--- Begin ---

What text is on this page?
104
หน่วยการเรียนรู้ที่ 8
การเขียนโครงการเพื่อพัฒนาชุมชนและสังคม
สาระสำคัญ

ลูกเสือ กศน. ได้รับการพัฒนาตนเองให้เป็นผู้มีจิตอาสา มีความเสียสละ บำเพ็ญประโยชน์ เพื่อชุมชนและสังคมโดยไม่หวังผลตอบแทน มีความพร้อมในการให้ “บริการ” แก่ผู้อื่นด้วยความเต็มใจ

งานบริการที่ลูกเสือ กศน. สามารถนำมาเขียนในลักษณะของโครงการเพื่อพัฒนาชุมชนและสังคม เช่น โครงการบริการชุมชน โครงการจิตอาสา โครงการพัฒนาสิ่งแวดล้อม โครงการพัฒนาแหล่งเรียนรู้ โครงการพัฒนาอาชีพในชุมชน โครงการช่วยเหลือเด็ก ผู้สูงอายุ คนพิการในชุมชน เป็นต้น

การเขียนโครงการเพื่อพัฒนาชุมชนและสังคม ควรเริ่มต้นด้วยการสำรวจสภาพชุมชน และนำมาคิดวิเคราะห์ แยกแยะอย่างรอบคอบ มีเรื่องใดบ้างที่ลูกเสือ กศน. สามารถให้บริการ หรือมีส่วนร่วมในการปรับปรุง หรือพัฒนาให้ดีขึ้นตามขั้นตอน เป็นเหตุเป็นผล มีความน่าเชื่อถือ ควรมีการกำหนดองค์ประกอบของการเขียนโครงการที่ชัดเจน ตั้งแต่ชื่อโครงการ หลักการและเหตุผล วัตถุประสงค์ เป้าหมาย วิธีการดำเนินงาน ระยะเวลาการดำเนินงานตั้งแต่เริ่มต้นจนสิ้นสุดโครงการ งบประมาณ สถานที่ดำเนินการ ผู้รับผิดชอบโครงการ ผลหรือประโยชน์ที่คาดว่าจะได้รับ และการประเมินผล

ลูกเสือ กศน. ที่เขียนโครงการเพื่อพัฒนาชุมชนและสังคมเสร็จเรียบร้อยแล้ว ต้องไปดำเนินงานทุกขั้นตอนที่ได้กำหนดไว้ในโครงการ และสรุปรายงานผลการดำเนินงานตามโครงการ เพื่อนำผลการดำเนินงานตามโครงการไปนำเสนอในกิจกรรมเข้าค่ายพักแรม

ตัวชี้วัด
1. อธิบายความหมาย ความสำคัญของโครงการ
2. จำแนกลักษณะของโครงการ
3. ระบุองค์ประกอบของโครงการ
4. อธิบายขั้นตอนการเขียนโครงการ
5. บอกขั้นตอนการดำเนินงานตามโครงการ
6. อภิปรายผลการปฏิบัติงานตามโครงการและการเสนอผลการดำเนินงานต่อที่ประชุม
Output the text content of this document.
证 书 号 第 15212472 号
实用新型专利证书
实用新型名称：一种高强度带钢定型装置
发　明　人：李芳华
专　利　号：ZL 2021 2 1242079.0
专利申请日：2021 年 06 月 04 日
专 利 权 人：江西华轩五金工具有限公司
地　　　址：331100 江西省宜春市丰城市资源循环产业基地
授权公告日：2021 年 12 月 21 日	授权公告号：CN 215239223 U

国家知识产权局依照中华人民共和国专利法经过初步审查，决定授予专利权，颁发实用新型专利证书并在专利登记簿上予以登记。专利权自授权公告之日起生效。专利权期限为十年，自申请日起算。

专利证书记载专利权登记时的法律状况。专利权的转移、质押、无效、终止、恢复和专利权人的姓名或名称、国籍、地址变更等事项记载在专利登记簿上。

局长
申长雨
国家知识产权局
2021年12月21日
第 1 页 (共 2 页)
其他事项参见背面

--- End ---

### GIVEN INSTRUCTION
Please repeat the material above, word for word and in full.

### WRITTEN RESPONSE
What text is on this page?
104
หน่วยการเรียนรู้ที่ 8
การเขียนโครงการเพื่อพัฒนาชุมชนและสังคม
สาระสำคัญ

ลูกเสือ กศน. ได้รับการพัฒนาตนเองให้เป็นผู้มีจิตอาสา มีความเสียสละ บำเพ็ญประโยชน์ เพื่อชุมชนและสังคมโดยไม่หวังผลตอบแทน มีความพร้อมในการให้ “บริการ” แก่ผู้อื่นด้วยความเต็มใจ

งานบริการที่ลูกเสือ กศน. สามารถนำมาเขียนในลักษณะของโครงการเพื่อพัฒนาชุมชนและสังคม เช่น โครงการบริการชุมชน โครงการจิตอาสา โครงการพัฒนาสิ่งแวดล้อม โครงการพัฒนาแหล่งเรียนรู้ โครงการพัฒนาอาชีพในชุมชน โครงการช่วยเหลือเด็ก ผู้สูงอายุ คนพิการในชุมชน เป็นต้น

การเขียนโครงการเพื่อพัฒนาชุมชนและสังคม ควรเริ่มต้นด้วยการสำรวจสภาพชุมชน และนำมาคิดวิเคราะห์ แยกแยะอย่างรอบคอบ มีเรื่องใดบ้างที่ลูกเสือ กศน. สามารถให้บริการ หรือมีส่วนร่วมในการปรับปรุง หรือพัฒนาให้ดีขึ้นตามขั้นตอน เป็นเหตุเป็นผล มีความน่าเชื่อถือ ควรมีการกำหนดองค์ประกอบของการเขียนโครงการที่ชัดเจน ตั้งแต่ชื่อโครงการ หลักการและเหตุผล วัตถุประสงค์ เป้าหมาย วิธีการดำเนินงาน ระยะเวลาการดำเนินงานตั้งแต่เริ่มต้นจนสิ้นสุดโครงการ งบประมาณ สถานที่ดำเนินการ ผู้รับผิดชอบโครงการ ผลหรือประโยชน์ที่คาดว่าจะได้รับ และการประเมินผล

ลูกเสือ กศน. ที่เขียนโครงการเพื่อพัฒนาชุมชนและสังคมเสร็จเรียบร้อยแล้ว ต้องไปดำเนินงานทุกขั้นตอนที่ได้กำหนดไว้ในโครงการ และสรุปรายงานผลการดำเนินงานตามโครงการ เพื่อนำผลการดำเนินงานตามโครงการไปนำเสนอในกิจกรรมเข้าค่ายพักแรม

ตัวชี้วัด
1. อธิบายความหมาย ความสำคัญของโครงการ
2. จำแนกลักษณะของโครงการ
3. ระบุองค์ประกอบของโครงการ
4. อธิบายขั้นตอนการเขียนโครงการ
5. บอกขั้นตอนการดำเนินงานตามโครงการ
6. อภิปรายผลการปฏิบัติงานตามโครงการและการเสนอผลการดำเนินงานต่อที่ประชุม
Output the text content of this document.
证 书 号 第 15212472 号
实用新型专利证书
实用新型名称：一种高强度带钢定型装置
发　明　人：李芳华
专　利　号：ZL 2021 2 1242079.0
专利申请日：2021 年 06 月 04 日
专 利 权 人：江西华轩五金工具有限公司
地　　　址：331100 江西省宜春市丰城市资源循环产业基地
授权公告日：2021 年 12 月 21 日	授权公告号：CN 215239223 U

国家知识产权局依照中华人民共和国专利法经过初步审查，决定授予专利权，颁发实用新型专利证书并在专利登记簿上予以登记。专利权自授权公告之日起生效。专利权期限为十年，自申请日起算。

专利证书记载专利权登记时的法律状况。专利权的转移、质押、无效、终止、恢复和专利权人的姓名或名称、国籍、地址变更等事项记载在专利登记簿上。

局长
申长雨
国家知识产权局
2021年12月21日
第 1 页 (共 2 页)
其他事项参见背面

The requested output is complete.